> [Exercise requirements]:
1. Retype the passage of the NixOS configuration notes from "### SSH Connection" up to and including "the encrypted keys.".
2. For each statement, decide whether the NixOS configuration notes support it, and answer yes or no with the deciding words quoted from the notes. (a) The `nfs` command is used to enter the development shell. (b) The pre-authorized SSH keys include a public key for a phone. (c) The venv is activated with `.devenv/state/venv/bin/activate`.
3. Proceed with the NixOS configuration notes, picking up after their final line.

══ Document extract

# NixOS Configuration for AppDaemon Development

## Objectives

- SSH remote with VSCode
- Debugger must work
- Multiple dev versions (different branches, forks)
- Multiple config directories - deployment and test
- `devenv`-based workflow
    - Shell
        - Makes `uv` available
        - Syncs `devenv` virtual environment
        - `appdaemon`
    - Build Docker
- Use flakes
- Jupyter through VSCode
    - `autoreload` must work with editable install of the dev version
    - could always work in a dev container
- Observation - telegraf/promtail
- Utility - portainer, watchtower

## Usage

### `nfs`

Used to rebuild the `ad-nix` system with whatever is currently symlinked to `/etc/nixos`

### `ads`

Used to enter the development shell. Be careful, as this will create a `.devenv` directory and venv wherever it's entered.

### venv

Activated with `.devenv/state/venv/bin/activate`. Used in VSCode for type hints, running, and debugging

### Jupyter

- Install devenv kernel - might not be useful?
    - `python -m ipykernel install --user --name devenv --display-name "Python (devenv)"`
- Run jupyter notebook on the side with a `uv run jupyter notebook` command
- Use the link with the token to connect the jupyter notebook kernel to it

## Mechanics

### SSH Connection

SSH keys are pre-authorized from `secrets/authorized_keys` which contains the public keys for desktop, laptop, and phone.

### SOPS

- `secrets/secrets.yaml` contains the encrypted keys.

════
══ Source material

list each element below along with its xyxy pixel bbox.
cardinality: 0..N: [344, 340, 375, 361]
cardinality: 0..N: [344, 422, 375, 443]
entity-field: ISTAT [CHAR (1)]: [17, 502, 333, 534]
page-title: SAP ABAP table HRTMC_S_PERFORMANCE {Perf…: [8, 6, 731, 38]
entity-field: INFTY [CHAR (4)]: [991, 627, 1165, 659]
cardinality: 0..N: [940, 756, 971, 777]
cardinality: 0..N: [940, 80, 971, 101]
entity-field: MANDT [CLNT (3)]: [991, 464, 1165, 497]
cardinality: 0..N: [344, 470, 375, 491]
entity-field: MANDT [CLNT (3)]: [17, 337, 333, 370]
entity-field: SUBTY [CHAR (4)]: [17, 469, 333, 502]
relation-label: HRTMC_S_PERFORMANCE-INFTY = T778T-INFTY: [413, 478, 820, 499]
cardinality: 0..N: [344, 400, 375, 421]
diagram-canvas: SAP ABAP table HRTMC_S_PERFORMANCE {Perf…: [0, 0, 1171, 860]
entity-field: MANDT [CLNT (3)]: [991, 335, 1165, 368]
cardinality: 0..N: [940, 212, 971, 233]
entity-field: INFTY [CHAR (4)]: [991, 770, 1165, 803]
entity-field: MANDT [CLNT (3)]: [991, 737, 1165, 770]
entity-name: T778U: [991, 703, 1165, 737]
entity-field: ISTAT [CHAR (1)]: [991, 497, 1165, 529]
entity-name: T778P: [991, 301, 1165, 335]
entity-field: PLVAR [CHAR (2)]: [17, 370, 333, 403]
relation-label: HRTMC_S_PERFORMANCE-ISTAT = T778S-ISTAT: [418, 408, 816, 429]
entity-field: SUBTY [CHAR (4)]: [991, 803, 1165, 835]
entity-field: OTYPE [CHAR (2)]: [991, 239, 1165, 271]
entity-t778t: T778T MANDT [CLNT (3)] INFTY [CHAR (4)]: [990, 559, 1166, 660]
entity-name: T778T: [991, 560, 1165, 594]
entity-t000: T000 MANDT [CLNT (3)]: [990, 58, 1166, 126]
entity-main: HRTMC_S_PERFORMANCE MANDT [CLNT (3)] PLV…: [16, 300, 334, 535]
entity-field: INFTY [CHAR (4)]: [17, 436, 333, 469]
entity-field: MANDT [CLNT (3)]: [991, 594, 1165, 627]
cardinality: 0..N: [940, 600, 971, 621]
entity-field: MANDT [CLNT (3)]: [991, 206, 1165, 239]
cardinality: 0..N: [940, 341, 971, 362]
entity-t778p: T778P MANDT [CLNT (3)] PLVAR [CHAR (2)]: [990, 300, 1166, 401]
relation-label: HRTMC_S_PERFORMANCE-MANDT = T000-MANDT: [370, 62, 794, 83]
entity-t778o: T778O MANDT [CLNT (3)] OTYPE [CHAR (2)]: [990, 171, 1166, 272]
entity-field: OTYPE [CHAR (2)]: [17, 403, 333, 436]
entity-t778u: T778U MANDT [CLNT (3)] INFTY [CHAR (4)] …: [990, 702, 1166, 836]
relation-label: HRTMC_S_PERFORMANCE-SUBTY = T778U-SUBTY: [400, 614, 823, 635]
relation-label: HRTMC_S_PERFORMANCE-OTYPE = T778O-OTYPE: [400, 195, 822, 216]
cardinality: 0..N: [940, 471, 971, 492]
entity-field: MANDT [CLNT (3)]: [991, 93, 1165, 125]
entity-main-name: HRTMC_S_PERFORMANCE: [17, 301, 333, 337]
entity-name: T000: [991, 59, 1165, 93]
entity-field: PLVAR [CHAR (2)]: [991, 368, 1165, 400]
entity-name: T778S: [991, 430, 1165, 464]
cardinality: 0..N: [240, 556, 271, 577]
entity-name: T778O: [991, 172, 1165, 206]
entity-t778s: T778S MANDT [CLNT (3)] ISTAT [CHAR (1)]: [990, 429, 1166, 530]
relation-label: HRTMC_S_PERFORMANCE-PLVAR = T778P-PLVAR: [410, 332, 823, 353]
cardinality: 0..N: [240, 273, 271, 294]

════

> [Outputs by task]:
1.
### SSH Connection

SSH keys are pre-authorized from `secrets/authorized_keys` which contains the public keys for desktop, laptop, and phone.

### SOPS

- `secrets/secrets.yaml` contains the encrypted keys.

2.
(a) No: "Used to rebuild the `ad-nix` system with whatever is currently symlinked to `/etc/nixos`"
(b) Yes: "contains the public keys for desktop, laptop, and phone"
(c) Yes: "Activated with `.devenv/state/venv/bin/activate`"

3.
- There needs to be a `~/.config/sops/age/keys.txt` file with the age secret key. This file has to be manually placed.
- `.sops.yaml` indicates to SOPS that the yaml file is encrypted with that secret key.
- `sops-ad` is a convenience script for editing the secrets.yaml file.

## Setup

### Bootstrapping

SSH in to the host as root and get into a shell with `git`.

```shell
nix-channel --update && nix-shell -p git
```

Then build the system from the flake

```shell
nixos-rebuild switch --flake git+https://gitea.john-stream.com/john/ad-nix#ad-nix
```

### Secrets

During build time `/etc/ssh/ssh_host_ed25519_key` automatically gets imported as an age key. If that fingerprint is included in the `.sops.yaml` file, then `secrets/secrets.yaml` can be decrypted during the build. Otherwise `~/.config/sops/age/keys.txt` needs to already be populated.

`secrets/secrets.yaml` needs to be edited from the terminal. There's a `sops-ad` command for convenience. The following keys are required:

- `telegraf_influx_token`

`~/.config/sops/age/keys.txt` needs to be set for the `sops-ad` command to work.

### Tailscale

Needs this in the `/etc/pve/lxc/<vmid>.conf` file on the proxmox host.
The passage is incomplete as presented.